> _Rows_:
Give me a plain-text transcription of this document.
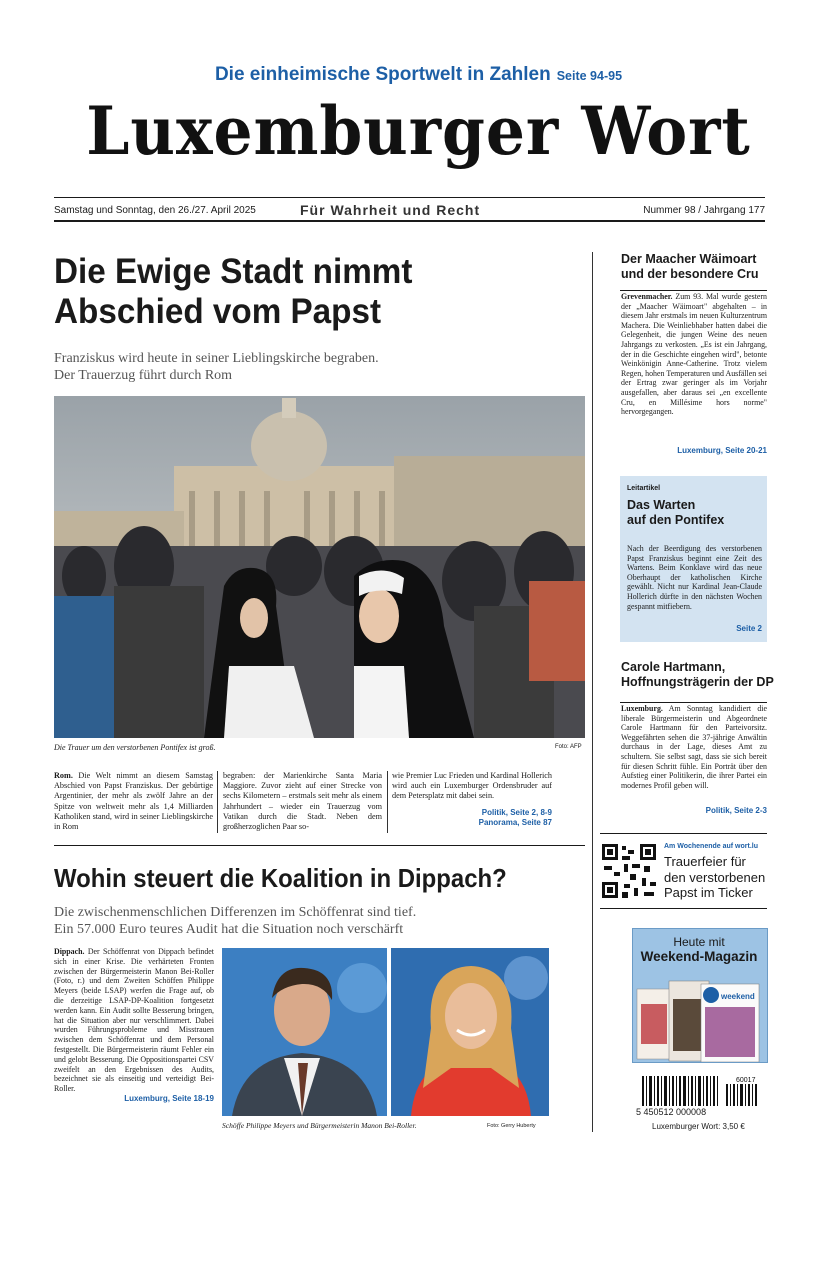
Die einheimische Sportwelt in Zahlen Seite 94-95
Luxemburger Wort
Samstag und Sonntag, den 26./27. April 2025	Für Wahrheit und Recht	Nummer 98 / Jahrgang 177
Die Ewige Stadt nimmt
Abschied vom Papst
Franziskus wird heute in seiner Lieblingskirche begraben.
Der Trauerzug führt durch Rom
Die Trauer um den verstorbenen Pontifex ist groß.	Foto: AFP
Rom. Die Welt nimmt an diesem Samstag Abschied von Papst Franziskus. Der gebürtige Argentinier, der mehr als zwölf Jahre an der Spitze von weltweit mehr als 1,4 Milliarden Katholiken stand, wird in seiner Lieblingskirche in Rom
begraben: der Marienkirche Santa Maria Maggiore. Zuvor zieht auf einer Strecke von sechs Kilometern – erstmals seit mehr als einem Jahrhundert – wieder ein Trauerzug vom Vatikan durch die Stadt. Neben dem großherzoglichen Paar so-
wie Premier Luc Frieden und Kardinal Hollerich wird auch ein Luxemburger Ordensbruder auf dem Petersplatz mit dabei sein.
Politik, Seite 2, 8-9
Panorama, Seite 87
Wohin steuert die Koalition in Dippach?
Die zwischenmenschlichen Differenzen im Schöffenrat sind tief.
Ein 57.000 Euro teures Audit hat die Situation noch verschärft
Dippach. Der Schöffenrat von Dippach befindet sich in einer Krise. Die verhärteten Fronten zwischen der Bürgermeisterin Manon Bei-Roller (Foto, r.) und dem Zweiten Schöffen Philippe Meyers (beide LSAP) werfen die Frage auf, ob die derzeitige LSAP-DP-Koalition fortgesetzt werden kann. Ein Audit sollte Besserung bringen, hat die Situation aber nur verschlimmert. Dabei wurden Führungsprobleme und Misstrauen zwischen dem Schöffenrat und dem Personal festgestellt. Die Bürgermeisterin räumt Fehler ein und gelobt Besserung. Die Oppositionspartei CSV zweifelt an den Ergebnissen des Audits, bezeichnet sie als einseitig und verteidigt Bei-Roller.
Luxemburg, Seite 18-19
Schöffe Philippe Meyers und Bürgermeisterin Manon Bei-Roller.	Foto: Gerry Huberty
Der Maacher Wäimoart
und der besondere Cru
Grevenmacher. Zum 93. Mal wurde gestern der „Maacher Wäimoart" abgehalten – in diesem Jahr erstmals im neuen Kulturzentrum Machera. Die Weinliebhaber hatten dabei die Gelegenheit, die jungen Weine des neuen Jahrgangs zu verkosten. „Es ist ein Jahrgang, der in die Geschichte eingehen wird", betonte Weinkönigin Anne-Catherine. Trotz vielem Regen, hohen Temperaturen und Ausfällen sei der Ertrag zwar geringer als im Vorjahr ausgefallen, aber daraus sei „en excellente Cru, en Millésime hors norme" hervorgegangen.
Luxemburg, Seite 20-21
Leitartikel
Das Warten
auf den Pontifex
Nach der Beerdigung des verstorbenen Papst Franziskus beginnt eine Zeit des Wartens. Beim Konklave wird das neue Oberhaupt der katholischen Kirche gewählt. Nicht nur Kardinal Jean-Claude Hollerich dürfte in den nächsten Wochen gespannt mitfiebern.
Seite 2
Carole Hartmann,
Hoffnungsträgerin der DP
Luxemburg. Am Sonntag kandidiert die liberale Bürgermeisterin und Abgeordnete Carole Hartmann für den Parteivorsitz. Weggefährten sehen die 37-jährige Anwältin durchaus in der Lage, dieses Amt zu schultern. Sie selbst sagt, dass sie sich bereit für diesen Schritt fühle. Ein Porträt über den Aufstieg einer Politikerin, die ihrer Partei ein modernes Profil geben will.
Politik, Seite 2-3
Am Wochenende auf wort.lu
Trauerfeier für
den verstorbenen
Papst im Ticker
weekend
Heute mit
Weekend-Magazin
60017
5 450512 000008
Luxemburger Wort: 3,50 €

> _What is being asked_: Repeat the data exactly, without the pictures.

> _Exercise solution_:
Give me a plain-text transcription of this document.
Die einheimische Sportwelt in Zahlen Seite 94-95
Luxemburger Wort
Samstag und Sonntag, den 26./27. April 2025	Für Wahrheit und Recht	Nummer 98 / Jahrgang 177
Die Ewige Stadt nimmt
Abschied vom Papst
Franziskus wird heute in seiner Lieblingskirche begraben.
Der Trauerzug führt durch Rom
Die Trauer um den verstorbenen Pontifex ist groß.	Foto: AFP
Rom. Die Welt nimmt an diesem Samstag Abschied von Papst Franziskus. Der gebürtige Argentinier, der mehr als zwölf Jahre an der Spitze von weltweit mehr als 1,4 Milliarden Katholiken stand, wird in seiner Lieblingskirche in Rom
begraben: der Marienkirche Santa Maria Maggiore. Zuvor zieht auf einer Strecke von sechs Kilometern – erstmals seit mehr als einem Jahrhundert – wieder ein Trauerzug vom Vatikan durch die Stadt. Neben dem großherzoglichen Paar so-
wie Premier Luc Frieden und Kardinal Hollerich wird auch ein Luxemburger Ordensbruder auf dem Petersplatz mit dabei sein.
Politik, Seite 2, 8-9
Panorama, Seite 87
Wohin steuert die Koalition in Dippach?
Die zwischenmenschlichen Differenzen im Schöffenrat sind tief.
Ein 57.000 Euro teures Audit hat die Situation noch verschärft
Dippach. Der Schöffenrat von Dippach befindet sich in einer Krise. Die verhärteten Fronten zwischen der Bürgermeisterin Manon Bei-Roller (Foto, r.) und dem Zweiten Schöffen Philippe Meyers (beide LSAP) werfen die Frage auf, ob die derzeitige LSAP-DP-Koalition fortgesetzt werden kann. Ein Audit sollte Besserung bringen, hat die Situation aber nur verschlimmert. Dabei wurden Führungsprobleme und Misstrauen zwischen dem Schöffenrat und dem Personal festgestellt. Die Bürgermeisterin räumt Fehler ein und gelobt Besserung. Die Oppositionspartei CSV zweifelt an den Ergebnissen des Audits, bezeichnet sie als einseitig und verteidigt Bei-Roller.
Luxemburg, Seite 18-19
Schöffe Philippe Meyers und Bürgermeisterin Manon Bei-Roller.	Foto: Gerry Huberty
Der Maacher Wäimoart
und der besondere Cru
Grevenmacher. Zum 93. Mal wurde gestern der „Maacher Wäimoart" abgehalten – in diesem Jahr erstmals im neuen Kulturzentrum Machera. Die Weinliebhaber hatten dabei die Gelegenheit, die jungen Weine des neuen Jahrgangs zu verkosten. „Es ist ein Jahrgang, der in die Geschichte eingehen wird", betonte Weinkönigin Anne-Catherine. Trotz vielem Regen, hohen Temperaturen und Ausfällen sei der Ertrag zwar geringer als im Vorjahr ausgefallen, aber daraus sei „en excellente Cru, en Millésime hors norme" hervorgegangen.
Luxemburg, Seite 20-21
Leitartikel
Das Warten
auf den Pontifex
Nach der Beerdigung des verstorbenen Papst Franziskus beginnt eine Zeit des Wartens. Beim Konklave wird das neue Oberhaupt der katholischen Kirche gewählt. Nicht nur Kardinal Jean-Claude Hollerich dürfte in den nächsten Wochen gespannt mitfiebern.
Seite 2
Carole Hartmann,
Hoffnungsträgerin der DP
Luxemburg. Am Sonntag kandidiert die liberale Bürgermeisterin und Abgeordnete Carole Hartmann für den Parteivorsitz. Weggefährten sehen die 37-jährige Anwältin durchaus in der Lage, dieses Amt zu schultern. Sie selbst sagt, dass sie sich bereit für diesen Schritt fühle. Ein Porträt über den Aufstieg einer Politikerin, die ihrer Partei ein modernes Profil geben will.
Politik, Seite 2-3
Am Wochenende auf wort.lu
Trauerfeier für
den verstorbenen
Papst im Ticker
weekend
Heute mit
Weekend-Magazin
60017
5 450512 000008
Luxemburger Wort: 3,50 €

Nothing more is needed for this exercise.